(Exercise brief)
Return, in full, every line of the material below in which the word "Development" appears.

(Given information)
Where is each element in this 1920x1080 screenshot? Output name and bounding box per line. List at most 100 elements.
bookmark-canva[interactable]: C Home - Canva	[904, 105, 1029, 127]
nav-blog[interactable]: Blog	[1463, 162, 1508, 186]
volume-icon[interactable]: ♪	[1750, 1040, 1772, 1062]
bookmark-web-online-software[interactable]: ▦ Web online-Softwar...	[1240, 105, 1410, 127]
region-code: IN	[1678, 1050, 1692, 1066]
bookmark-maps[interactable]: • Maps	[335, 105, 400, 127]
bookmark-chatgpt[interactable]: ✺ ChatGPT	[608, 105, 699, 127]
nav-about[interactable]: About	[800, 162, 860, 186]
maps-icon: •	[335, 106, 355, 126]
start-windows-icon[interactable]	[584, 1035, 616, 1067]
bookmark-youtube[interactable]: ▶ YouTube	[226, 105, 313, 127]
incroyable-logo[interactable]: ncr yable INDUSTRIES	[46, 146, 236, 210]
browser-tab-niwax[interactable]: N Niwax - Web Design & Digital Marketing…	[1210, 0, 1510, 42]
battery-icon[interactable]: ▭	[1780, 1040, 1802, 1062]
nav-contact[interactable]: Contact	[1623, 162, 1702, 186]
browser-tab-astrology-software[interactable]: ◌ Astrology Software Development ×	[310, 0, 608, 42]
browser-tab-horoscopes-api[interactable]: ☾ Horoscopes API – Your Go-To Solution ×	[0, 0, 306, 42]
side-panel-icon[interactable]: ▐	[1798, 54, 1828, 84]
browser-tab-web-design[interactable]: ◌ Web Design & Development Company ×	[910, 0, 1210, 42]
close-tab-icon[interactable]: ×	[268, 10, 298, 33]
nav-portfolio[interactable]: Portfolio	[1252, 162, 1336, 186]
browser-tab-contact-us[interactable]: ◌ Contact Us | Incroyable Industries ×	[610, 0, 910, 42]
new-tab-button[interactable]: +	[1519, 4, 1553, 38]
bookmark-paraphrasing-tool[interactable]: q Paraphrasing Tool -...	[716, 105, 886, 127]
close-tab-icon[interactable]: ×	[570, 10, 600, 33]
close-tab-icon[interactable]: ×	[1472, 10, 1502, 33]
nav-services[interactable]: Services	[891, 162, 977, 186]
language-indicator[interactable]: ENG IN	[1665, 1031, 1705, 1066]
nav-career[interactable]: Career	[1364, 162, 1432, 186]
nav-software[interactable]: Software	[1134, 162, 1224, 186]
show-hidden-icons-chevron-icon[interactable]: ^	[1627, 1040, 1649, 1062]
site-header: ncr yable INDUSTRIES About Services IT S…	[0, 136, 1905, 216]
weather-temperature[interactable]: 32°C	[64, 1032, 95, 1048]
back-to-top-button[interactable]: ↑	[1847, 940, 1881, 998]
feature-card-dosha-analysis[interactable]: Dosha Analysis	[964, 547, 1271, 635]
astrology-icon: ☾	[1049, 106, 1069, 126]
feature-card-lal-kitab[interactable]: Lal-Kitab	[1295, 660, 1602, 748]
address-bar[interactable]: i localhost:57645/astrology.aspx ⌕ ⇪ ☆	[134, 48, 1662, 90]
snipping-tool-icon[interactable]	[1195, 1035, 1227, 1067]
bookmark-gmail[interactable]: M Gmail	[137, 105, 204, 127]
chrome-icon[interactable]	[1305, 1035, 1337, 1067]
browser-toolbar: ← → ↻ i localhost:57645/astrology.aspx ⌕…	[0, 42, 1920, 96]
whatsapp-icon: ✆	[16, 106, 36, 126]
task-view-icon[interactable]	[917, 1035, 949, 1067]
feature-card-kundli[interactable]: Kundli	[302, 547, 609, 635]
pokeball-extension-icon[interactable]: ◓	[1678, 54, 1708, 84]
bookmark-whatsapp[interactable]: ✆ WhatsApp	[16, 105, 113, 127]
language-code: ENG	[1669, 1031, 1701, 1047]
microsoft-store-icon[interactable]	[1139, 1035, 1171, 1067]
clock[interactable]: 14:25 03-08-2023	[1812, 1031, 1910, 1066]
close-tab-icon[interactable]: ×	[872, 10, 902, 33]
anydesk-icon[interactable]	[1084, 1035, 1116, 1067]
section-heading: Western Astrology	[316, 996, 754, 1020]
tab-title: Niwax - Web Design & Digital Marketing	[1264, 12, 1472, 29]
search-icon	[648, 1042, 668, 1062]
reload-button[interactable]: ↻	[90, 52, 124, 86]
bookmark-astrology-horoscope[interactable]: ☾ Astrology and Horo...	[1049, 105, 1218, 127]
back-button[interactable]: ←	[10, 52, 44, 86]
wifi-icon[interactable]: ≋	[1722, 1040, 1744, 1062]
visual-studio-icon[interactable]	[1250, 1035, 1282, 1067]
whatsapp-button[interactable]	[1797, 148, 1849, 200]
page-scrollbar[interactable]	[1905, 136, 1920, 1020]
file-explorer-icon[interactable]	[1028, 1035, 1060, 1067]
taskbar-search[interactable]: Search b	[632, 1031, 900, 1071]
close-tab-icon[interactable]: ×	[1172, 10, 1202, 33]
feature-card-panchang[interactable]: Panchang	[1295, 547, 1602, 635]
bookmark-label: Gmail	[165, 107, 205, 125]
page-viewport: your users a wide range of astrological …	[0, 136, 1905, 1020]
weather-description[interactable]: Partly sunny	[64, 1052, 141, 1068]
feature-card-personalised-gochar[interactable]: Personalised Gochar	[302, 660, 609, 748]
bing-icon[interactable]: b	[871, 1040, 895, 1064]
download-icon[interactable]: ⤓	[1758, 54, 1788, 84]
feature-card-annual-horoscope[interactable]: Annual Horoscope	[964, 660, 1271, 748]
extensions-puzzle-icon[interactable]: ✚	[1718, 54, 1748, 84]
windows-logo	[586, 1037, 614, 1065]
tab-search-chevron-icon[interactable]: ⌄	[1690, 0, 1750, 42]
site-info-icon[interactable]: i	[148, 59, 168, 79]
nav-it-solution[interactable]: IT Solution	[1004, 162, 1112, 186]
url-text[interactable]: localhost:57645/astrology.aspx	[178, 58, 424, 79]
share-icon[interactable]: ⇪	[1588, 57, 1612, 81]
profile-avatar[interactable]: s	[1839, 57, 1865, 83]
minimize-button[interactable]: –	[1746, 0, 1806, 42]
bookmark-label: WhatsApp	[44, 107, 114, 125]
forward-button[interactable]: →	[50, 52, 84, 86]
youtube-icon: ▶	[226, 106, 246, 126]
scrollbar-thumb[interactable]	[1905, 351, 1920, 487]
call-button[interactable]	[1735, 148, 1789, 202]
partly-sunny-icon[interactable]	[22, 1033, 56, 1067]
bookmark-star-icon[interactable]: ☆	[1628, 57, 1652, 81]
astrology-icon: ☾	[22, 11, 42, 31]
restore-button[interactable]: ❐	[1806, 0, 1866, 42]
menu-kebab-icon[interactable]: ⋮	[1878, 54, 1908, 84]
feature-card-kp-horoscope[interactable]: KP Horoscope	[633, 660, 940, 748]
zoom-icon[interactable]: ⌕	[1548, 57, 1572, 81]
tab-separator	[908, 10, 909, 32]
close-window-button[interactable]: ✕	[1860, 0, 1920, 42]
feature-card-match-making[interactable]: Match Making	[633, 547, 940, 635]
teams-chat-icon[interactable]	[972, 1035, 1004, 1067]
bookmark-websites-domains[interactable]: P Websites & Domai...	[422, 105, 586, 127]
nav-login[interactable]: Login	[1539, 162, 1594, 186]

(Result below)
browser-tab-astrology-software[interactable]: ◌ Astrology Software Development ×	[310, 0, 608, 42]
browser-tab-web-design[interactable]: ◌ Web Design & Development Company ×	[910, 0, 1210, 42]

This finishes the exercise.